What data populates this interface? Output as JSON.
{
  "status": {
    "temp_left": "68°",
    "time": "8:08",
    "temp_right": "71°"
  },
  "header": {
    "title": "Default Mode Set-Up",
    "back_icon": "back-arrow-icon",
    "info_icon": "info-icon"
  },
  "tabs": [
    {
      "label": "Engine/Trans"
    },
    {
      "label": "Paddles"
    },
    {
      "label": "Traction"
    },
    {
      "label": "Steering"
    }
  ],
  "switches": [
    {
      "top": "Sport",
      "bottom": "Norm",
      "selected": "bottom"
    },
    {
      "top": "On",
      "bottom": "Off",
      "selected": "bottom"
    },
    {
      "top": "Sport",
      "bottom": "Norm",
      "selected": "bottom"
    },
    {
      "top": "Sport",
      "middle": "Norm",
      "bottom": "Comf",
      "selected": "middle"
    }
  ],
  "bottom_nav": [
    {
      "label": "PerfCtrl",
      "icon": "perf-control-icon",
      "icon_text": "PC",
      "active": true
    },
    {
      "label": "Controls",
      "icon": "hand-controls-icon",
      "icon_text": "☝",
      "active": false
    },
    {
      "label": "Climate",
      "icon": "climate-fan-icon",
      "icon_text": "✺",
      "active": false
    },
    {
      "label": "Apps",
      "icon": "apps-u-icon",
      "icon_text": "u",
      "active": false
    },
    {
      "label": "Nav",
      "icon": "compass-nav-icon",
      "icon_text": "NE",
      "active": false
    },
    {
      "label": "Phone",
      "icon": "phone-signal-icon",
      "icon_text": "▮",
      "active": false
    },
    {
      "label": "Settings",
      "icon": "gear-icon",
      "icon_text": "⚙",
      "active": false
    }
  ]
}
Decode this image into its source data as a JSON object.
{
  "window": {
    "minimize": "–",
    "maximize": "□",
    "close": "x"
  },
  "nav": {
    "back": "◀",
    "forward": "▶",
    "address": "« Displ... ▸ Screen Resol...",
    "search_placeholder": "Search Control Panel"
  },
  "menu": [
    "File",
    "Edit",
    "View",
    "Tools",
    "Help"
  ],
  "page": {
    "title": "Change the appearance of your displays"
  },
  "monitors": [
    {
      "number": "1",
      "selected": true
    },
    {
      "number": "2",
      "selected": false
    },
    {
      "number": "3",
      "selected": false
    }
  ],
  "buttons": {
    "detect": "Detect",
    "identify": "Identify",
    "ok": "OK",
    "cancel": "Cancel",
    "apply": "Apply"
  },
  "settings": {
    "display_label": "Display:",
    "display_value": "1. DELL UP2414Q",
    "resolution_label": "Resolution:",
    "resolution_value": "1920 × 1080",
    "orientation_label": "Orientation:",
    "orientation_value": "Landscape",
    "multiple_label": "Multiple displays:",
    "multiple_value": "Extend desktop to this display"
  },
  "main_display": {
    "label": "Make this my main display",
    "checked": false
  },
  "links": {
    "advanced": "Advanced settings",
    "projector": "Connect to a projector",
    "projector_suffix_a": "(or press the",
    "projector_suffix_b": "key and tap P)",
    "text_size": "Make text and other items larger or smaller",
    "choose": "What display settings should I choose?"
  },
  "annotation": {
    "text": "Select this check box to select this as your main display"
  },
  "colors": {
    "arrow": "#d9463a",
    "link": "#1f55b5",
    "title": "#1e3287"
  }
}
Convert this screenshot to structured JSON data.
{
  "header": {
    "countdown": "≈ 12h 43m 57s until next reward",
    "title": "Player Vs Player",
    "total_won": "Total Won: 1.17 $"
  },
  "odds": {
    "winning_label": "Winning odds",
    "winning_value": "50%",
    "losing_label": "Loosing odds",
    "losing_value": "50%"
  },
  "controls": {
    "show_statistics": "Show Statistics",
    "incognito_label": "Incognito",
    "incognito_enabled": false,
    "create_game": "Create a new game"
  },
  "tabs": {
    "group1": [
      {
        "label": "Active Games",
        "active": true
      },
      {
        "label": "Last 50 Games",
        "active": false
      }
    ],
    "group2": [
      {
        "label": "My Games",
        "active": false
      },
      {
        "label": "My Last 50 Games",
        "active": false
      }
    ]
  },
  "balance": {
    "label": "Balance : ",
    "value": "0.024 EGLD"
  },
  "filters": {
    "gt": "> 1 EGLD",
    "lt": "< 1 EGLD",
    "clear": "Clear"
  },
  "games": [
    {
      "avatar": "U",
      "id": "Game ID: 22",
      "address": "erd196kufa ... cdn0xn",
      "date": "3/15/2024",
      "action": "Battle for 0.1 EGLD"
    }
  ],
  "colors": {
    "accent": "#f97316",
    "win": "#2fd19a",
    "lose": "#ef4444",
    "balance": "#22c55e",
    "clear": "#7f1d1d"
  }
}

══════

WHAT TO WORK ON
Tell how many lines contain the word "displays", using only the number.

REPLY
2